### To be done
Locate all lines in the data below that hold "name" and show them.

### Data to process
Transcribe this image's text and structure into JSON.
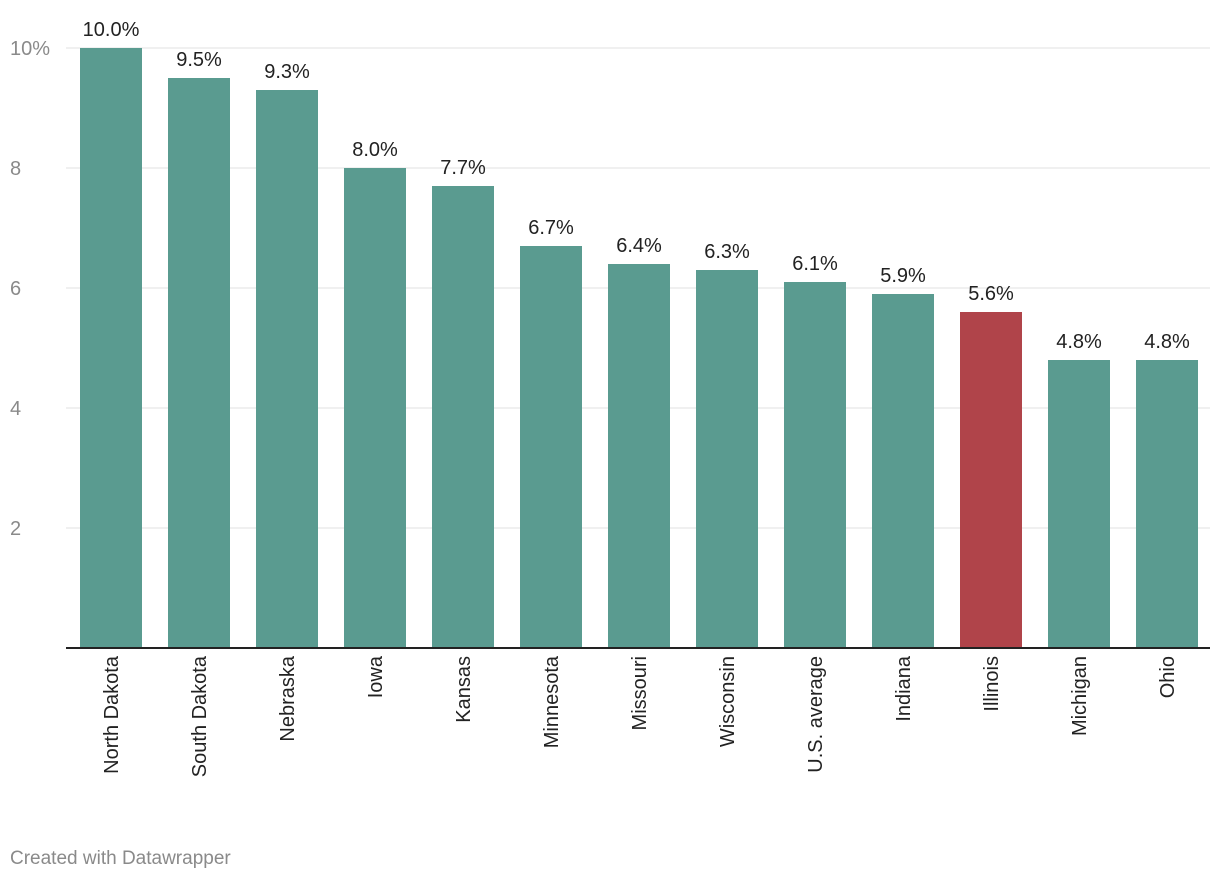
{
  "chart_data": {
    "type": "bar",
    "categories": [
      "North Dakota",
      "South Dakota",
      "Nebraska",
      "Iowa",
      "Kansas",
      "Minnesota",
      "Missouri",
      "Wisconsin",
      "U.S. average",
      "Indiana",
      "Illinois",
      "Michigan",
      "Ohio"
    ],
    "values": [
      10.0,
      9.5,
      9.3,
      8.0,
      7.7,
      6.7,
      6.4,
      6.3,
      6.1,
      5.9,
      5.6,
      4.8,
      4.8
    ],
    "data_labels": [
      "10.0%",
      "9.5%",
      "9.3%",
      "8.0%",
      "7.7%",
      "6.7%",
      "6.4%",
      "6.3%",
      "6.1%",
      "5.9%",
      "5.6%",
      "4.8%",
      "4.8%"
    ],
    "highlight_category": "Illinois",
    "ylim": [
      0,
      10
    ],
    "yticks": [
      2,
      4,
      6,
      8,
      10
    ],
    "ytick_labels": [
      "2",
      "4",
      "6",
      "8",
      "10%"
    ],
    "grid": true,
    "colors": {
      "bar": "#5a9b90",
      "highlight": "#b0444a",
      "grid": "#e0e0e0",
      "axis": "#222222"
    }
  },
  "footer": {
    "credit": "Created with Datawrapper"
  }
}
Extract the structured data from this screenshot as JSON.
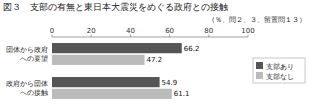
{
  "chart_data": {
    "type": "bar",
    "orientation": "horizontal",
    "title": "図３　支部の有無と東日本大震災をめぐる政府との接触",
    "subtitle": "（％、問２、３、留置問１３）",
    "categories": [
      "団体から政府\nへの要望",
      "政府から団体\nへの接触"
    ],
    "series": [
      {
        "name": "支部あり",
        "color": "#555555",
        "values": [
          66.2,
          54.9
        ]
      },
      {
        "name": "支部なし",
        "color": "#bbbbbb",
        "values": [
          47.2,
          61.1
        ]
      }
    ],
    "xlim": [
      0,
      100
    ],
    "xticks": [
      0,
      20,
      40,
      60,
      80,
      100
    ],
    "data_labels": true,
    "legend": "right",
    "grid": false
  }
}
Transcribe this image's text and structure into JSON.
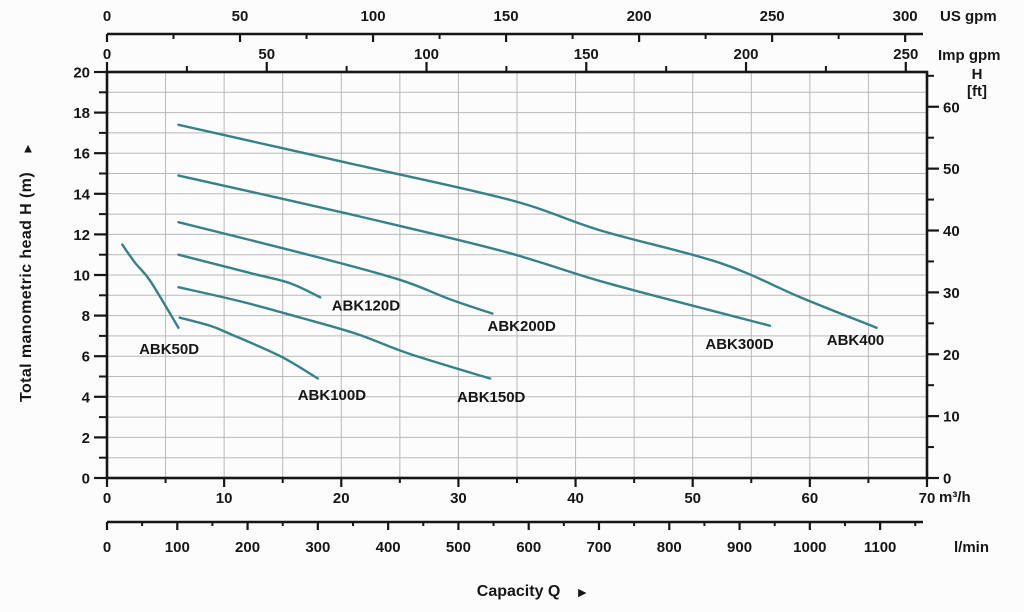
{
  "chart_data": {
    "type": "line",
    "title": "",
    "xlabel": "Capacity Q",
    "ylabel": "Total manometric head H (m)",
    "curve_color": "#35828a",
    "grid": true,
    "axes": {
      "m3h": {
        "unit": "m³/h",
        "min": 0,
        "max": 70,
        "major": [
          0,
          10,
          20,
          30,
          40,
          50,
          60,
          70
        ],
        "minor_step": 5,
        "minor_max": 65
      },
      "lmin": {
        "unit": "l/min",
        "min": 0,
        "max": 1160,
        "major": [
          0,
          100,
          200,
          300,
          400,
          500,
          600,
          700,
          800,
          900,
          1000,
          1100
        ],
        "minor_step": 50,
        "minor_max": 1150
      },
      "us_gpm": {
        "unit": "US gpm",
        "min": 0,
        "max": 306,
        "major": [
          0,
          50,
          100,
          150,
          200,
          250,
          300
        ],
        "minor_step": 25,
        "minor_max": 275
      },
      "imp_gpm": {
        "unit": "Imp gpm",
        "min": 0,
        "max": 256,
        "major": [
          0,
          50,
          100,
          150,
          200,
          250
        ],
        "minor_step": 25,
        "minor_max": 225
      },
      "head_m": {
        "unit": "m",
        "min": 0,
        "max": 20,
        "major": [
          0,
          2,
          4,
          6,
          8,
          10,
          12,
          14,
          16,
          18,
          20
        ],
        "minor_step": 1,
        "minor_max": 19
      },
      "head_ft": {
        "unit": "H [ft]",
        "min": 0,
        "max": 65,
        "major": [
          0,
          10,
          20,
          30,
          40,
          50,
          60
        ],
        "minor_step": 5,
        "minor_max": 65
      }
    },
    "series": [
      {
        "name": "ABK50D",
        "points": [
          [
            1.3,
            11.5
          ],
          [
            2.4,
            10.6
          ],
          [
            3.7,
            9.7
          ],
          [
            6.1,
            7.4
          ]
        ],
        "label_at": [
          5.3,
          6.35
        ]
      },
      {
        "name": "ABK100D",
        "points": [
          [
            6.2,
            7.9
          ],
          [
            8.8,
            7.5
          ],
          [
            10.5,
            7.1
          ],
          [
            14.8,
            6.0
          ],
          [
            18.0,
            4.9
          ]
        ],
        "label_at": [
          19.2,
          4.1
        ]
      },
      {
        "name": "ABK120D",
        "points": [
          [
            6.1,
            11.0
          ],
          [
            12.2,
            10.1
          ],
          [
            15.6,
            9.6
          ],
          [
            18.2,
            8.9
          ]
        ],
        "label_at": [
          22.1,
          8.5
        ]
      },
      {
        "name": "ABK150D",
        "points": [
          [
            6.1,
            9.4
          ],
          [
            11.4,
            8.7
          ],
          [
            16.5,
            7.9
          ],
          [
            21.3,
            7.1
          ],
          [
            25.9,
            6.1
          ],
          [
            32.7,
            4.9
          ]
        ],
        "label_at": [
          32.8,
          4.0
        ]
      },
      {
        "name": "ABK200D",
        "points": [
          [
            6.1,
            12.6
          ],
          [
            16.5,
            11.1
          ],
          [
            24.8,
            9.8
          ],
          [
            29.3,
            8.8
          ],
          [
            32.9,
            8.1
          ]
        ],
        "label_at": [
          35.4,
          7.5
        ]
      },
      {
        "name": "ABK300D",
        "points": [
          [
            6.1,
            14.9
          ],
          [
            20.7,
            13.0
          ],
          [
            33.6,
            11.2
          ],
          [
            42.1,
            9.7
          ],
          [
            50.6,
            8.4
          ],
          [
            56.6,
            7.5
          ]
        ],
        "label_at": [
          54.0,
          6.6
        ]
      },
      {
        "name": "ABK400",
        "points": [
          [
            6.1,
            17.4
          ],
          [
            20.7,
            15.5
          ],
          [
            34.4,
            13.7
          ],
          [
            42.1,
            12.2
          ],
          [
            52.3,
            10.6
          ],
          [
            59.2,
            8.9
          ],
          [
            65.7,
            7.4
          ]
        ],
        "label_at": [
          63.9,
          6.8
        ]
      }
    ]
  },
  "labels": {
    "y_title": "Total manometric head H (m)",
    "y_title_arrow": "▲",
    "x_title": "Capacity Q",
    "x_title_arrow": "►",
    "ft_line1": "H",
    "ft_line2": "[ft]"
  },
  "colors": {
    "curve": "#35828a",
    "grid": "#b9b9b9",
    "axis": "#161616"
  }
}
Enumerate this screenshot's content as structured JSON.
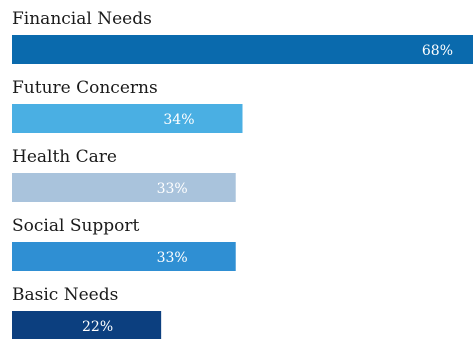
{
  "chart_data": {
    "type": "bar",
    "orientation": "horizontal",
    "categories": [
      "Financial Needs",
      "Future Concerns",
      "Health Care",
      "Social Support",
      "Basic Needs"
    ],
    "values": [
      68,
      34,
      33,
      33,
      22
    ],
    "value_labels": [
      "68%",
      "34%",
      "33%",
      "33%",
      "22%"
    ],
    "colors": [
      "#0a6aad",
      "#4aafe3",
      "#a9c3dc",
      "#2f8fd3",
      "#0c3f7f"
    ],
    "xlim": [
      0,
      68
    ],
    "grid": false,
    "legend": "none"
  }
}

### Worked answer
        "name": "支部あり",
        "name": "支部なし",
        "name": "ABK50D",
        "name": "ABK100D",
        "name": "ABK120D",
        "name": "ABK150D",
        "name": "ABK200D",
        "name": "ABK300D",
        "name": "ABK400",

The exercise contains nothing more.